(Extracted data entries)

--

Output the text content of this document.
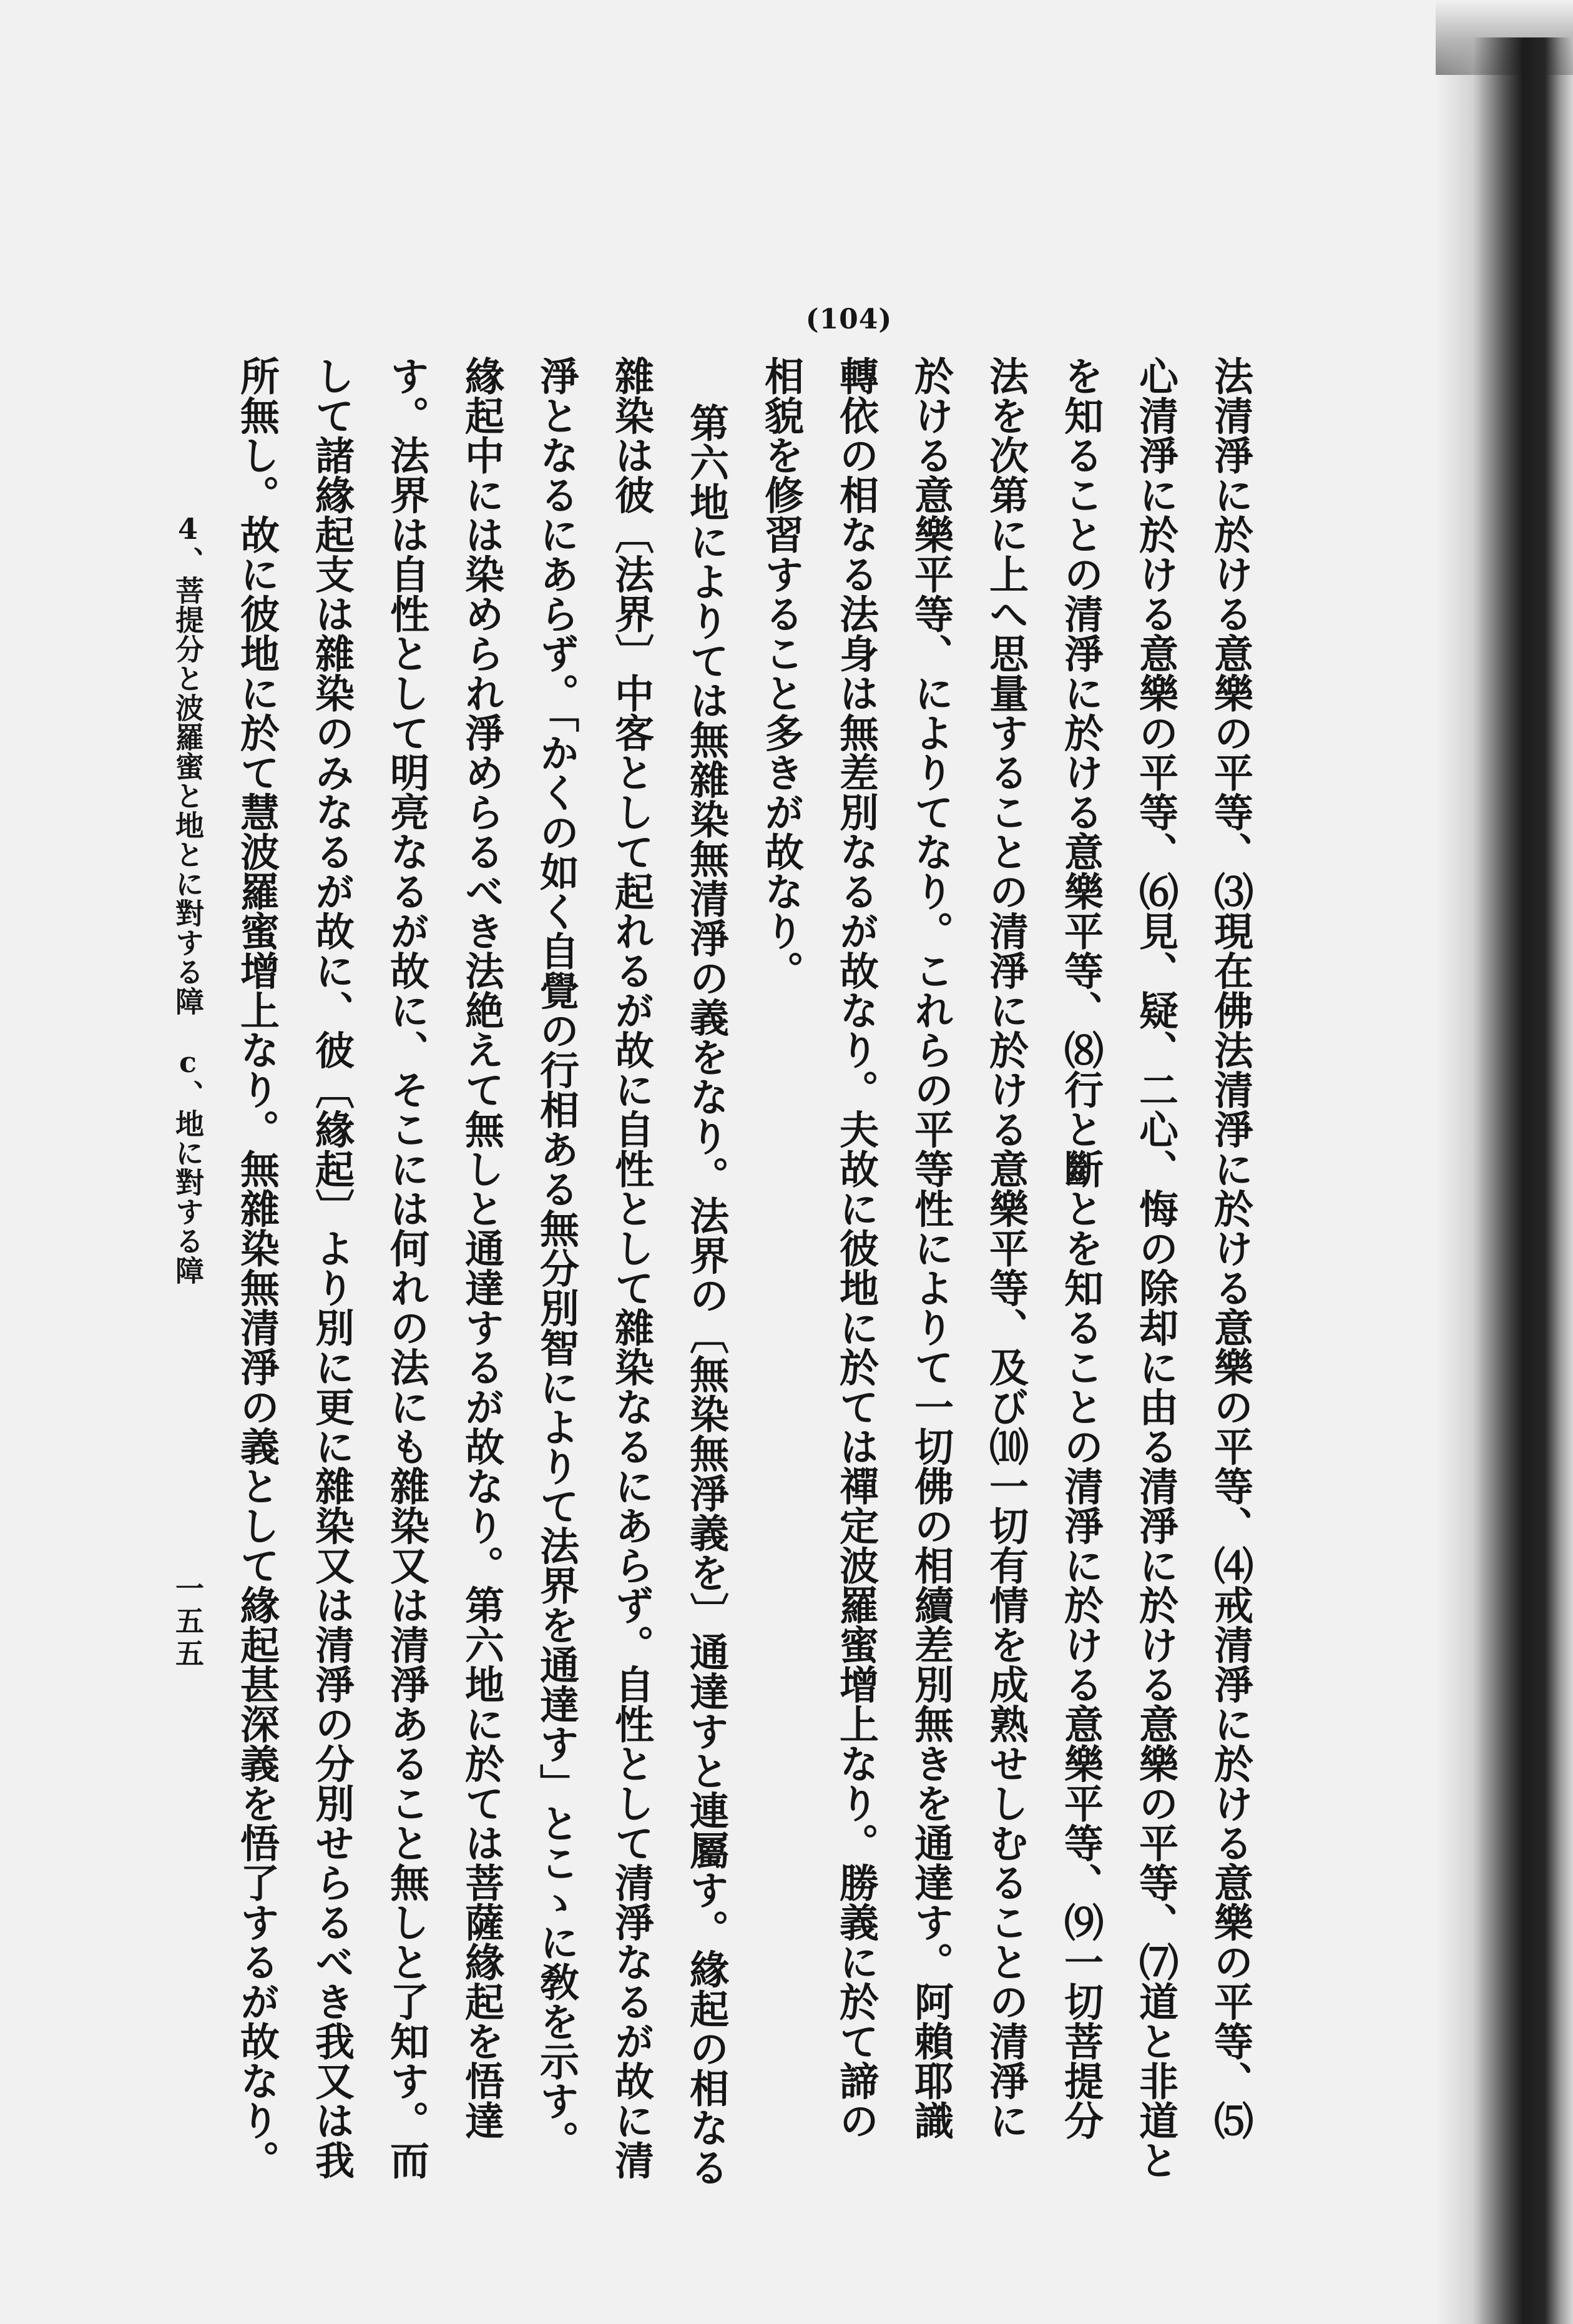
(104)
法清淨に於ける意樂の平等、⑶現在佛法清淨に於ける意樂の平等、⑷戒清淨に於ける意樂の平等、⑸
心清淨に於ける意樂の平等、⑹見、疑、二心、悔の除却に由る清淨に於ける意樂の平等、⑺道と非道と
を知ることの清淨に於ける意樂平等、⑻行と斷とを知ることの清淨に於ける意樂平等、⑼一切菩提分
法を次第に上へ思量することの清淨に於ける意樂平等、及び⑽一切有情を成熟せしむることの清淨に
於ける意樂平等、によりてなり。これらの平等性によりて一切佛の相續差別無きを通達す。阿賴耶識
轉依の相なる法身は無差別なるが故なり。夫故に彼地に於ては禪定波羅蜜增上なり。勝義に於て諦の
相貌を修習すること多きが故なり。
第六地によりては無雜染無清淨の義をなり。法界の〔無染無淨義を〕通達すと連屬す。緣起の相なる
雜染は彼〔法界〕中客として起れるが故に自性として雜染なるにあらず。自性として清淨なるが故に清
淨となるにあらず。「かくの如く自覺の行相ある無分別智によりて法界を通達す」とこゝに敎を示す。
緣起中には染められ淨めらるべき法絶えて無しと通達するが故なり。第六地に於ては菩薩緣起を悟達
す。法界は自性として明亮なるが故に、そこには何れの法にも雜染又は清淨あること無しと了知す。而
して諸緣起支は雜染のみなるが故に、彼〔緣起〕より別に更に雜染又は清淨の分別せらるべき我又は我
所無し。故に彼地に於て慧波羅蜜增上なり。無雜染無清淨の義として緣起甚深義を悟了するが故なり。
4、菩提分と波羅蜜と地とに對する障　c、地に對する障
一五五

--

- [TASK GOAL]
Transcribe each entry precisely as given, leaving the pictures out.

- [ANSWER TO THIS EXERCISE]
Output the text content of this document.
(104)
法清淨に於ける意樂の平等、⑶現在佛法清淨に於ける意樂の平等、⑷戒清淨に於ける意樂の平等、⑸
心清淨に於ける意樂の平等、⑹見、疑、二心、悔の除却に由る清淨に於ける意樂の平等、⑺道と非道と
を知ることの清淨に於ける意樂平等、⑻行と斷とを知ることの清淨に於ける意樂平等、⑼一切菩提分
法を次第に上へ思量することの清淨に於ける意樂平等、及び⑽一切有情を成熟せしむることの清淨に
於ける意樂平等、によりてなり。これらの平等性によりて一切佛の相續差別無きを通達す。阿賴耶識
轉依の相なる法身は無差別なるが故なり。夫故に彼地に於ては禪定波羅蜜增上なり。勝義に於て諦の
相貌を修習すること多きが故なり。
第六地によりては無雜染無清淨の義をなり。法界の〔無染無淨義を〕通達すと連屬す。緣起の相なる
雜染は彼〔法界〕中客として起れるが故に自性として雜染なるにあらず。自性として清淨なるが故に清
淨となるにあらず。「かくの如く自覺の行相ある無分別智によりて法界を通達す」とこゝに敎を示す。
緣起中には染められ淨めらるべき法絶えて無しと通達するが故なり。第六地に於ては菩薩緣起を悟達
す。法界は自性として明亮なるが故に、そこには何れの法にも雜染又は清淨あること無しと了知す。而
して諸緣起支は雜染のみなるが故に、彼〔緣起〕より別に更に雜染又は清淨の分別せらるべき我又は我
所無し。故に彼地に於て慧波羅蜜增上なり。無雜染無清淨の義として緣起甚深義を悟了するが故なり。
4、菩提分と波羅蜜と地とに對する障　c、地に對する障
一五五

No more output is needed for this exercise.